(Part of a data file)
-- Start --

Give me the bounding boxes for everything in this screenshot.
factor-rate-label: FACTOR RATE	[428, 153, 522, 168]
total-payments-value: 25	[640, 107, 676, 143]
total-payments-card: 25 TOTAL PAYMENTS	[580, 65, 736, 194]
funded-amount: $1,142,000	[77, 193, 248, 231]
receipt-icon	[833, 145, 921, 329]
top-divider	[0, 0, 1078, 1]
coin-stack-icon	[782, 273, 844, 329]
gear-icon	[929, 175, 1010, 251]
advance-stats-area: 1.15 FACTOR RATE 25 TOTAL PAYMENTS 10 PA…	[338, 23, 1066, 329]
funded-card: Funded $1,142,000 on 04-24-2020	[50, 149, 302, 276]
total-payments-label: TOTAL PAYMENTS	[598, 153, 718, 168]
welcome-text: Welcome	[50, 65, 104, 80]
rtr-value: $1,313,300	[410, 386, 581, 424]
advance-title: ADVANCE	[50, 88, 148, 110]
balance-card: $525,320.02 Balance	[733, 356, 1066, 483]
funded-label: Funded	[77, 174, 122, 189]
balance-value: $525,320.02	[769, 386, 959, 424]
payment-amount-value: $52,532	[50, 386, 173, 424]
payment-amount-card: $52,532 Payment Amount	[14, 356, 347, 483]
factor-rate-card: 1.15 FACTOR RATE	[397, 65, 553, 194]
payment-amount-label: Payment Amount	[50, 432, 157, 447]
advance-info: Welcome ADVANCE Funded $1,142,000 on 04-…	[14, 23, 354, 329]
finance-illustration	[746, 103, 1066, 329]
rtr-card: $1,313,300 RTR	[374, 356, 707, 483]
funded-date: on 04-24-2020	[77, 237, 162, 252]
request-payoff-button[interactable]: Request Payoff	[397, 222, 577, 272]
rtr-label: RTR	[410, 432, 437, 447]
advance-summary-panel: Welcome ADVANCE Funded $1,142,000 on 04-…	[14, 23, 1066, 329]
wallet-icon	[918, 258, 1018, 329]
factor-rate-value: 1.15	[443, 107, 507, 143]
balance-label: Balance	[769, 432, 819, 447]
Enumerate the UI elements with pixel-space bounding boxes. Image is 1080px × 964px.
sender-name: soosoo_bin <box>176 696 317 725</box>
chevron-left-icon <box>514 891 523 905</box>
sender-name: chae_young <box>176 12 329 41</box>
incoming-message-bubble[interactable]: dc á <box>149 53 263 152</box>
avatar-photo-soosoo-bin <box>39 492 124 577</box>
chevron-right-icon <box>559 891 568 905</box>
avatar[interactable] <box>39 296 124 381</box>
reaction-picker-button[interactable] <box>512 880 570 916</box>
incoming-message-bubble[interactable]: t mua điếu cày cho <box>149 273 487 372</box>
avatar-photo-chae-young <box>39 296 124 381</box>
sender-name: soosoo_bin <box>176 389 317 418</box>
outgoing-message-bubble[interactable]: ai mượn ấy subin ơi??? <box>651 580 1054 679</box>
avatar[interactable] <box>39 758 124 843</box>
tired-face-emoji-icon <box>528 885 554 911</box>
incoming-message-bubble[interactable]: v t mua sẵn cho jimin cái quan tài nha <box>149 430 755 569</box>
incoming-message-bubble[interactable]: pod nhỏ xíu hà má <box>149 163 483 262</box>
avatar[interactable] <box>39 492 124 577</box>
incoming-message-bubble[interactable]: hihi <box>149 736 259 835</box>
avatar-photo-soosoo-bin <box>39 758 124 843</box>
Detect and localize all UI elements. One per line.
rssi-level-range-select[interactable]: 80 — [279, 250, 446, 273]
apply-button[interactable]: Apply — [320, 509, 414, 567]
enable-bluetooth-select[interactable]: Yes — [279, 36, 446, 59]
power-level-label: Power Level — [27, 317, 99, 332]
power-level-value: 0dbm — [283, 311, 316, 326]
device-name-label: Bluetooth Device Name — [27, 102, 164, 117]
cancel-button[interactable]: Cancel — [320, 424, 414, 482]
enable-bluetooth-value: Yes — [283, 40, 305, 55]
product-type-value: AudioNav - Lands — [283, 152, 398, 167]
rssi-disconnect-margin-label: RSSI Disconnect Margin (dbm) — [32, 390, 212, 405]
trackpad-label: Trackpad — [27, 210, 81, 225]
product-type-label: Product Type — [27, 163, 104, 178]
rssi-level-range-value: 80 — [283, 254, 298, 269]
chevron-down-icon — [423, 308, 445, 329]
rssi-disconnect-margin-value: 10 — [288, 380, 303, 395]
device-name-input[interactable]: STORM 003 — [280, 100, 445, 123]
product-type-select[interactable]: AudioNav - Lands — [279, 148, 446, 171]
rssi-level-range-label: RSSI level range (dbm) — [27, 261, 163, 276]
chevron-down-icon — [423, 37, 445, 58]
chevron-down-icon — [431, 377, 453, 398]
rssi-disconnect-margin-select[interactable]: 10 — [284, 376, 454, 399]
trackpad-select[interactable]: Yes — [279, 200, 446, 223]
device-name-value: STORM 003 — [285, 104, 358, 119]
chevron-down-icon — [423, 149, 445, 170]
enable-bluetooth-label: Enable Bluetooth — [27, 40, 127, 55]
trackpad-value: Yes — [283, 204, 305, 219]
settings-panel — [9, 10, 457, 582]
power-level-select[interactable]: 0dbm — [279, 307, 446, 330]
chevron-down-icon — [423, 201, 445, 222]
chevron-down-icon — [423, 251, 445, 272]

-- End --

Copy out all of the entries above, switching every "chevron-down-icon" to "dropdown-arrow-icon" and leaving everything else as it is.

Give me the bounding boxes for everything in this screenshot.
factor-rate-label: FACTOR RATE	[428, 153, 522, 168]
total-payments-value: 25	[640, 107, 676, 143]
total-payments-card: 25 TOTAL PAYMENTS	[580, 65, 736, 194]
funded-amount: $1,142,000	[77, 193, 248, 231]
receipt-icon	[833, 145, 921, 329]
top-divider	[0, 0, 1078, 1]
coin-stack-icon	[782, 273, 844, 329]
gear-icon	[929, 175, 1010, 251]
advance-stats-area: 1.15 FACTOR RATE 25 TOTAL PAYMENTS 10 PA…	[338, 23, 1066, 329]
funded-card: Funded $1,142,000 on 04-24-2020	[50, 149, 302, 276]
total-payments-label: TOTAL PAYMENTS	[598, 153, 718, 168]
welcome-text: Welcome	[50, 65, 104, 80]
rtr-value: $1,313,300	[410, 386, 581, 424]
advance-title: ADVANCE	[50, 88, 148, 110]
balance-card: $525,320.02 Balance	[733, 356, 1066, 483]
funded-label: Funded	[77, 174, 122, 189]
balance-value: $525,320.02	[769, 386, 959, 424]
payment-amount-value: $52,532	[50, 386, 173, 424]
payment-amount-card: $52,532 Payment Amount	[14, 356, 347, 483]
factor-rate-card: 1.15 FACTOR RATE	[397, 65, 553, 194]
payment-amount-label: Payment Amount	[50, 432, 157, 447]
advance-info: Welcome ADVANCE Funded $1,142,000 on 04-…	[14, 23, 354, 329]
finance-illustration	[746, 103, 1066, 329]
rtr-card: $1,313,300 RTR	[374, 356, 707, 483]
funded-date: on 04-24-2020	[77, 237, 162, 252]
request-payoff-button[interactable]: Request Payoff	[397, 222, 577, 272]
rtr-label: RTR	[410, 432, 437, 447]
advance-summary-panel: Welcome ADVANCE Funded $1,142,000 on 04-…	[14, 23, 1066, 329]
wallet-icon	[918, 258, 1018, 329]
factor-rate-value: 1.15	[443, 107, 507, 143]
balance-label: Balance	[769, 432, 819, 447]
Enumerate the UI elements with pixel-space bounding boxes. Image is 1080px × 964px.
sender-name: soosoo_bin <box>176 696 317 725</box>
chevron-left-icon <box>514 891 523 905</box>
sender-name: chae_young <box>176 12 329 41</box>
incoming-message-bubble[interactable]: dc á <box>149 53 263 152</box>
avatar-photo-soosoo-bin <box>39 492 124 577</box>
chevron-right-icon <box>559 891 568 905</box>
avatar[interactable] <box>39 296 124 381</box>
reaction-picker-button[interactable] <box>512 880 570 916</box>
incoming-message-bubble[interactable]: t mua điếu cày cho <box>149 273 487 372</box>
avatar-photo-chae-young <box>39 296 124 381</box>
sender-name: soosoo_bin <box>176 389 317 418</box>
outgoing-message-bubble[interactable]: ai mượn ấy subin ơi??? <box>651 580 1054 679</box>
avatar[interactable] <box>39 758 124 843</box>
tired-face-emoji-icon <box>528 885 554 911</box>
incoming-message-bubble[interactable]: v t mua sẵn cho jimin cái quan tài nha <box>149 430 755 569</box>
incoming-message-bubble[interactable]: pod nhỏ xíu hà má <box>149 163 483 262</box>
avatar[interactable] <box>39 492 124 577</box>
incoming-message-bubble[interactable]: hihi <box>149 736 259 835</box>
avatar-photo-soosoo-bin <box>39 758 124 843</box>
Detect and localize all UI elements. One per line.
rssi-level-range-select[interactable]: 80 — [279, 250, 446, 273]
apply-button[interactable]: Apply — [320, 509, 414, 567]
enable-bluetooth-select[interactable]: Yes — [279, 36, 446, 59]
power-level-label: Power Level — [27, 317, 99, 332]
power-level-value: 0dbm — [283, 311, 316, 326]
device-name-label: Bluetooth Device Name — [27, 102, 164, 117]
cancel-button[interactable]: Cancel — [320, 424, 414, 482]
enable-bluetooth-value: Yes — [283, 40, 305, 55]
product-type-value: AudioNav - Lands — [283, 152, 398, 167]
rssi-disconnect-margin-label: RSSI Disconnect Margin (dbm) — [32, 390, 212, 405]
trackpad-label: Trackpad — [27, 210, 81, 225]
product-type-label: Product Type — [27, 163, 104, 178]
rssi-level-range-value: 80 — [283, 254, 298, 269]
dropdown-arrow-icon — [423, 308, 445, 329]
rssi-disconnect-margin-value: 10 — [288, 380, 303, 395]
device-name-input[interactable]: STORM 003 — [280, 100, 445, 123]
product-type-select[interactable]: AudioNav - Lands — [279, 148, 446, 171]
rssi-level-range-label: RSSI level range (dbm) — [27, 261, 163, 276]
dropdown-arrow-icon — [423, 37, 445, 58]
dropdown-arrow-icon — [431, 377, 453, 398]
rssi-disconnect-margin-select[interactable]: 10 — [284, 376, 454, 399]
trackpad-select[interactable]: Yes — [279, 200, 446, 223]
device-name-value: STORM 003 — [285, 104, 358, 119]
dropdown-arrow-icon — [423, 149, 445, 170]
enable-bluetooth-label: Enable Bluetooth — [27, 40, 127, 55]
trackpad-value: Yes — [283, 204, 305, 219]
settings-panel — [9, 10, 457, 582]
power-level-select[interactable]: 0dbm — [279, 307, 446, 330]
dropdown-arrow-icon — [423, 201, 445, 222]
dropdown-arrow-icon — [423, 251, 445, 272]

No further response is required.